> Task objective
Collect every line below that contains the word "this".

== Dataset records ==

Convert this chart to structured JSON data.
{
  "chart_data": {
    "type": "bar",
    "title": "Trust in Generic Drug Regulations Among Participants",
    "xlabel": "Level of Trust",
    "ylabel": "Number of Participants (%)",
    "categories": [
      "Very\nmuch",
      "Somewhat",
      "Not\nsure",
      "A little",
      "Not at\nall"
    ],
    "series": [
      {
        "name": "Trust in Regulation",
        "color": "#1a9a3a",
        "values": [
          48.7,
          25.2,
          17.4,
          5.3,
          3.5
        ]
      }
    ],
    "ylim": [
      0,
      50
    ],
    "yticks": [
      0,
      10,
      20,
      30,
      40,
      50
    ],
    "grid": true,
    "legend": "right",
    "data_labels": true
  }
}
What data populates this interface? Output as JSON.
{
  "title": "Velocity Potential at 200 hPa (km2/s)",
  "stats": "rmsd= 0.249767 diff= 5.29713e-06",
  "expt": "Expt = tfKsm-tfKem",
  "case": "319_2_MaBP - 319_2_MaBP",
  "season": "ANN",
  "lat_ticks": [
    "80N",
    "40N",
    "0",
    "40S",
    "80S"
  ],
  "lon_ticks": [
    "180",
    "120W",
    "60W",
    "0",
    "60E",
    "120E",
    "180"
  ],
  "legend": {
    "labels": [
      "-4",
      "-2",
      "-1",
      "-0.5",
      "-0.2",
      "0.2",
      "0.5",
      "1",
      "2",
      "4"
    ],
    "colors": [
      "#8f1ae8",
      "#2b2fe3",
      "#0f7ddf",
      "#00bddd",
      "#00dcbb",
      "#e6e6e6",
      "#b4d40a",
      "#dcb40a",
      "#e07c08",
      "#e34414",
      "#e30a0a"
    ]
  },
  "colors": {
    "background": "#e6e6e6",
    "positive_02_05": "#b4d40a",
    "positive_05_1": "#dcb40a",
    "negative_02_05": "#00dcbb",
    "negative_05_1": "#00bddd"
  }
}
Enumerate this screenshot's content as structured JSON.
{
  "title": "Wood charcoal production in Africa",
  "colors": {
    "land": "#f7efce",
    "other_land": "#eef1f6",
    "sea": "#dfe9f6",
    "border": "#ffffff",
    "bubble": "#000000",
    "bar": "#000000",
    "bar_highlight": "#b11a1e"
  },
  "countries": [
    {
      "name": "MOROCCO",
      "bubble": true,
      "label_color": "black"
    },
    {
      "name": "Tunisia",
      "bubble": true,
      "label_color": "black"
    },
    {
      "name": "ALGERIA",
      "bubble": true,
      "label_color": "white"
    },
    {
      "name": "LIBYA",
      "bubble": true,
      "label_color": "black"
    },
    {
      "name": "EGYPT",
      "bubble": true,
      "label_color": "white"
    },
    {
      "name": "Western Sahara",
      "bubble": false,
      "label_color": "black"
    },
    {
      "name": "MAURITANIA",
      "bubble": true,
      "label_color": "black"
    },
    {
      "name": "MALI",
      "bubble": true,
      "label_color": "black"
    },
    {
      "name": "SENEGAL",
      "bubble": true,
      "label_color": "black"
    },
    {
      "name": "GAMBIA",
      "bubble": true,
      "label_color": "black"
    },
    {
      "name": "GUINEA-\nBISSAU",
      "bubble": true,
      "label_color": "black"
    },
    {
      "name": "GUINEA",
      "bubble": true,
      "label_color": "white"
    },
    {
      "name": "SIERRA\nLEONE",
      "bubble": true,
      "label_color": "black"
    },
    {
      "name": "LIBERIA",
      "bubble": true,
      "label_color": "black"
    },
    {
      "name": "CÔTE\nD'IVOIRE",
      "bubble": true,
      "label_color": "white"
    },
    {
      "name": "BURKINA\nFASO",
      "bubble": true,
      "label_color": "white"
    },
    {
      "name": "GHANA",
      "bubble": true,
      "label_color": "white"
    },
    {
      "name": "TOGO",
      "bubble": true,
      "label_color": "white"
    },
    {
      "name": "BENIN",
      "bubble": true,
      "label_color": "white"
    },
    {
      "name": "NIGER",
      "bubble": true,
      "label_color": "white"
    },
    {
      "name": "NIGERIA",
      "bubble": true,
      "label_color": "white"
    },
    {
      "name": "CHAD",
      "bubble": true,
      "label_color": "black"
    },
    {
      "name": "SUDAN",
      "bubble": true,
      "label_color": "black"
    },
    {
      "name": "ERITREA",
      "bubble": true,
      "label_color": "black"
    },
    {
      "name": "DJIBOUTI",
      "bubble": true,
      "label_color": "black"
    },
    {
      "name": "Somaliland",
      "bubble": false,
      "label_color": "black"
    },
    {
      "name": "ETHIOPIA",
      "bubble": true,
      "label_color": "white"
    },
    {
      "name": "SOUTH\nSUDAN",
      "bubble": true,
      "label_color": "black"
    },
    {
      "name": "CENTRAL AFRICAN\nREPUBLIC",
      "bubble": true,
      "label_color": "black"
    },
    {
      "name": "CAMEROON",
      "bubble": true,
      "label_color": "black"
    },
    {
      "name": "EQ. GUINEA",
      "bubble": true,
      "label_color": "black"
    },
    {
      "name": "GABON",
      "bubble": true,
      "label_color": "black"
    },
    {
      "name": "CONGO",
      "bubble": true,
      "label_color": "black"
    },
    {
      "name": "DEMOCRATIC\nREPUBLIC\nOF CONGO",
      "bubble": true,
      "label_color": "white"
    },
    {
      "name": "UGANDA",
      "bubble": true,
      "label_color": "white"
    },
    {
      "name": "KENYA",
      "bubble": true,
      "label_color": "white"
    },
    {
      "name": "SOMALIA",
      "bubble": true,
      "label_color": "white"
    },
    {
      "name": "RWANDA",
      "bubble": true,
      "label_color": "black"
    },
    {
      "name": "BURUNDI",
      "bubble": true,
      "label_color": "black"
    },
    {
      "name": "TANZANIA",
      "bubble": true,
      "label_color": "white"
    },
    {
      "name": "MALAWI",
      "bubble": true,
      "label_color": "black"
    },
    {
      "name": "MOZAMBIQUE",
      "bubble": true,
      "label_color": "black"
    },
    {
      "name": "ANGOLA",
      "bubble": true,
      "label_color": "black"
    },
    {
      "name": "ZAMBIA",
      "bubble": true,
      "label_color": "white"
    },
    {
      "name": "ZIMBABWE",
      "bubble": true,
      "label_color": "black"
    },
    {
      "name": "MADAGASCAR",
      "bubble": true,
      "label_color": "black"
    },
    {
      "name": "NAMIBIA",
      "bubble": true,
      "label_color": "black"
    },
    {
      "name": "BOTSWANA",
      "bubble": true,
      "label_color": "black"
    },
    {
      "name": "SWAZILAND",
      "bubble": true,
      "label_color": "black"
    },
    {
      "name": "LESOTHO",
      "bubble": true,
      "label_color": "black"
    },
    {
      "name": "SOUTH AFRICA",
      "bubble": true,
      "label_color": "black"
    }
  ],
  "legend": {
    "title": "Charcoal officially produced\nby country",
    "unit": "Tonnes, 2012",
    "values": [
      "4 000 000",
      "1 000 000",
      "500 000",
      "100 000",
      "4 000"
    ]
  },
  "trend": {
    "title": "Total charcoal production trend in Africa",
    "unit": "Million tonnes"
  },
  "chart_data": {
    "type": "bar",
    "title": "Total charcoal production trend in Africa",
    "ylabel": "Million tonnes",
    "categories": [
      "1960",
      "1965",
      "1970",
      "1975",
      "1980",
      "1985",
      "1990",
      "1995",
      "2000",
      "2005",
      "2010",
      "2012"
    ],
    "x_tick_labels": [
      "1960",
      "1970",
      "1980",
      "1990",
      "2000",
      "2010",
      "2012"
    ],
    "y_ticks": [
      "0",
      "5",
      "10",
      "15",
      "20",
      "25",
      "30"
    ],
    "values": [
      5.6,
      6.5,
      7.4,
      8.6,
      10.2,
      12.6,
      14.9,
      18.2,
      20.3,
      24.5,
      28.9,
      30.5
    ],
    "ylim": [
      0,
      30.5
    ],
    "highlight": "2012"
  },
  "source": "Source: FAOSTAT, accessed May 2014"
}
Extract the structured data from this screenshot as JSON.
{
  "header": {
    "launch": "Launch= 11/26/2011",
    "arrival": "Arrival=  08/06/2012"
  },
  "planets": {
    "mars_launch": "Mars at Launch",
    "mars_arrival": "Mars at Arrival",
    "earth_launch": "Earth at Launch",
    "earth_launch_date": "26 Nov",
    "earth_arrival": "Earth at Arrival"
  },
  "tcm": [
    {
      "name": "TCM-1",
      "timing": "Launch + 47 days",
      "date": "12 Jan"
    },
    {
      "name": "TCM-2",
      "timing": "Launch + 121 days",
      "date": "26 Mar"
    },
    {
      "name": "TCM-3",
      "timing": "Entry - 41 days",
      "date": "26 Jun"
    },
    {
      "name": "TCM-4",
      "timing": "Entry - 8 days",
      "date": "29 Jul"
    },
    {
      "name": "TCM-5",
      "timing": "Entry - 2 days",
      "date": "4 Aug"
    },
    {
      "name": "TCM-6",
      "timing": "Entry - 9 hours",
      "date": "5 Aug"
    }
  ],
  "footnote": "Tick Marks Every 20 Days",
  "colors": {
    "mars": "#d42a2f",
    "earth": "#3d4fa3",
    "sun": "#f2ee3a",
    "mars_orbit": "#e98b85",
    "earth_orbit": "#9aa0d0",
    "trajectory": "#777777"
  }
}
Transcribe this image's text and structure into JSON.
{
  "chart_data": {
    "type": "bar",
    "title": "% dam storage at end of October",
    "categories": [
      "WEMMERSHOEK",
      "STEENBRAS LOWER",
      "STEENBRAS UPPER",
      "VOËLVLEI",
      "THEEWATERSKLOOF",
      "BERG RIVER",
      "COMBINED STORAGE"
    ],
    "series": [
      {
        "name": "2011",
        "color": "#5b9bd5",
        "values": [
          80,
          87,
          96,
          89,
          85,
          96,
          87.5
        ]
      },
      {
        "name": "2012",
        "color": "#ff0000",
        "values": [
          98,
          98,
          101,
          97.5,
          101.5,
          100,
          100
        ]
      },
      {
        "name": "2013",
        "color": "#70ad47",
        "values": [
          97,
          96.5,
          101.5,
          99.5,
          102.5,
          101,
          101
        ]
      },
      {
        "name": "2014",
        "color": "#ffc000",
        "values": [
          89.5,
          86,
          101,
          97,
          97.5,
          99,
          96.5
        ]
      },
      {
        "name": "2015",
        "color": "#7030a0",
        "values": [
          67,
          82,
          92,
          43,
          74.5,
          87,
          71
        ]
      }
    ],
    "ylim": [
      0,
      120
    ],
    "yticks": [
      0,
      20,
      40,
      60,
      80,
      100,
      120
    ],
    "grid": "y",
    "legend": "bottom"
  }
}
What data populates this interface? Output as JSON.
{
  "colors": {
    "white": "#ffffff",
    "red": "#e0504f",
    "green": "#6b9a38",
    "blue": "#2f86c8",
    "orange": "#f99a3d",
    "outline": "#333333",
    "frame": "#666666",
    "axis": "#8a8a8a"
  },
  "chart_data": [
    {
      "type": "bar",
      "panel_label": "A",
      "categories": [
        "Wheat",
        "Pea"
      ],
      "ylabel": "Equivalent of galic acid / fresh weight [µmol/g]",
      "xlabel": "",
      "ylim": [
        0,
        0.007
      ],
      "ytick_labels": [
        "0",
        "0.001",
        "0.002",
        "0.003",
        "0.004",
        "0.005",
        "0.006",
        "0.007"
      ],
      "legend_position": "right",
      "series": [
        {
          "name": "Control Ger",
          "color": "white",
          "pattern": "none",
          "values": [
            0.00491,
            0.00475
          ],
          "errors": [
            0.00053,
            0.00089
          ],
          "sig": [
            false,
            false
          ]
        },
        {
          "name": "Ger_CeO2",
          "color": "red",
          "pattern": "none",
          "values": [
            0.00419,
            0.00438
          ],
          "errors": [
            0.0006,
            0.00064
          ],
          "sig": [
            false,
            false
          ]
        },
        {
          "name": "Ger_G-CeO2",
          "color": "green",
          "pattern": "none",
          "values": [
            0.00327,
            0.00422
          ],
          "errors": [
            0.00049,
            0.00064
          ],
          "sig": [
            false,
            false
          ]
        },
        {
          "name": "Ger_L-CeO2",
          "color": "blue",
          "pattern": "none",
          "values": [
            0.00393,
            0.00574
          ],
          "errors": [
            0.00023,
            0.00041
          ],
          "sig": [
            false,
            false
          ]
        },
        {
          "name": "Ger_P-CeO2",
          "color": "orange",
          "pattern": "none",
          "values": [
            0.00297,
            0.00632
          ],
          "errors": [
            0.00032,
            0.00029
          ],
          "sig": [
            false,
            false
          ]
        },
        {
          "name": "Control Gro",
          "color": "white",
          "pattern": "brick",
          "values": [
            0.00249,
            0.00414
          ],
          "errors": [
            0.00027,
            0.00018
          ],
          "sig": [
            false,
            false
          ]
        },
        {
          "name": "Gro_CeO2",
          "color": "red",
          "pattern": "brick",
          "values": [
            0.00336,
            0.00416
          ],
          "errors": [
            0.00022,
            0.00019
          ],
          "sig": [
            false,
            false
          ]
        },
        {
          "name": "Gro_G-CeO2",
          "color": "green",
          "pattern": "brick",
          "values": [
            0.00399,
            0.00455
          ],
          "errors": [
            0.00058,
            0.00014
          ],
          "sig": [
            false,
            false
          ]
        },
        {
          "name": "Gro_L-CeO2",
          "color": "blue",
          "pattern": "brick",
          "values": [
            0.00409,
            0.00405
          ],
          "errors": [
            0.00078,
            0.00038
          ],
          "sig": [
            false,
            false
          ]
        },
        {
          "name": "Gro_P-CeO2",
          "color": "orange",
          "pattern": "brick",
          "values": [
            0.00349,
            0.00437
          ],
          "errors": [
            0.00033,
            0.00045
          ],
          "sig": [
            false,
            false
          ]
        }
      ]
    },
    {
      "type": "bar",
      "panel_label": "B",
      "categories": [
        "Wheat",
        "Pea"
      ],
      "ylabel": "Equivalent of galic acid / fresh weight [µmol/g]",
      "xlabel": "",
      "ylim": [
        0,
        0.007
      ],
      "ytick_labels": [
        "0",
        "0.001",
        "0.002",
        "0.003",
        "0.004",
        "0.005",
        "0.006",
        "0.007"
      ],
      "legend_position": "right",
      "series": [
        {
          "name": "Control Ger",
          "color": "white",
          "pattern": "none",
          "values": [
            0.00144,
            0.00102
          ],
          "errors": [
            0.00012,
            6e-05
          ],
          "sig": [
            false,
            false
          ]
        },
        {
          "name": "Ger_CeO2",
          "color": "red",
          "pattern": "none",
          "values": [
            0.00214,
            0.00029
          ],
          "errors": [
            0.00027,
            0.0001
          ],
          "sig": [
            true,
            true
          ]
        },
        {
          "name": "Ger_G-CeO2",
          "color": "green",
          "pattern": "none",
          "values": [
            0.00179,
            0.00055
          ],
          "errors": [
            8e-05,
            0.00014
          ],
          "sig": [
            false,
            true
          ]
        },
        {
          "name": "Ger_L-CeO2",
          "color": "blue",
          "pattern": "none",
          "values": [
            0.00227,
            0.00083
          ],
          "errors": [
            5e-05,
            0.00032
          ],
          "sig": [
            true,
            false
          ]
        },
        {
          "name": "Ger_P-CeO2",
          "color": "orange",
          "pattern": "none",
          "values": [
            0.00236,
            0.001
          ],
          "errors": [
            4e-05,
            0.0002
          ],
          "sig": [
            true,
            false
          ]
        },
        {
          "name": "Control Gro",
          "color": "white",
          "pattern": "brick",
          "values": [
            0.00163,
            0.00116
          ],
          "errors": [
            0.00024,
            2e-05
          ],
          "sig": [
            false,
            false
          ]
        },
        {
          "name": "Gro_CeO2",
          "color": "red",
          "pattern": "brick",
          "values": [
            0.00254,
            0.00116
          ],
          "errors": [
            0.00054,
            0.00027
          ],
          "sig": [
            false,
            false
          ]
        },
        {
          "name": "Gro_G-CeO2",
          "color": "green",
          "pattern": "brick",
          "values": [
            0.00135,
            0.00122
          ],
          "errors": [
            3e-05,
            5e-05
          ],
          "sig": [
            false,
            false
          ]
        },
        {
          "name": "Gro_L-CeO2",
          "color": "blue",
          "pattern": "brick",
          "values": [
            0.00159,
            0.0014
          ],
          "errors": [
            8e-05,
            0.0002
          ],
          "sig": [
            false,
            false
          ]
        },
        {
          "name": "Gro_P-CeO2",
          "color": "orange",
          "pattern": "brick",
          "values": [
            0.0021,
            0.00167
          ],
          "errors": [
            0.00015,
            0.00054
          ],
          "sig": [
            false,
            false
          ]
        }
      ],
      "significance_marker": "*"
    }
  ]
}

===

> Result of the task
Convert this chart to structured JSON data.
What data populates this interface? Output as JSON.
Enumerate this screenshot's content as structured JSON.
Extract the structured data from this screenshot as JSON.
Transcribe this image's text and structure into JSON.
What data populates this interface? Output as JSON.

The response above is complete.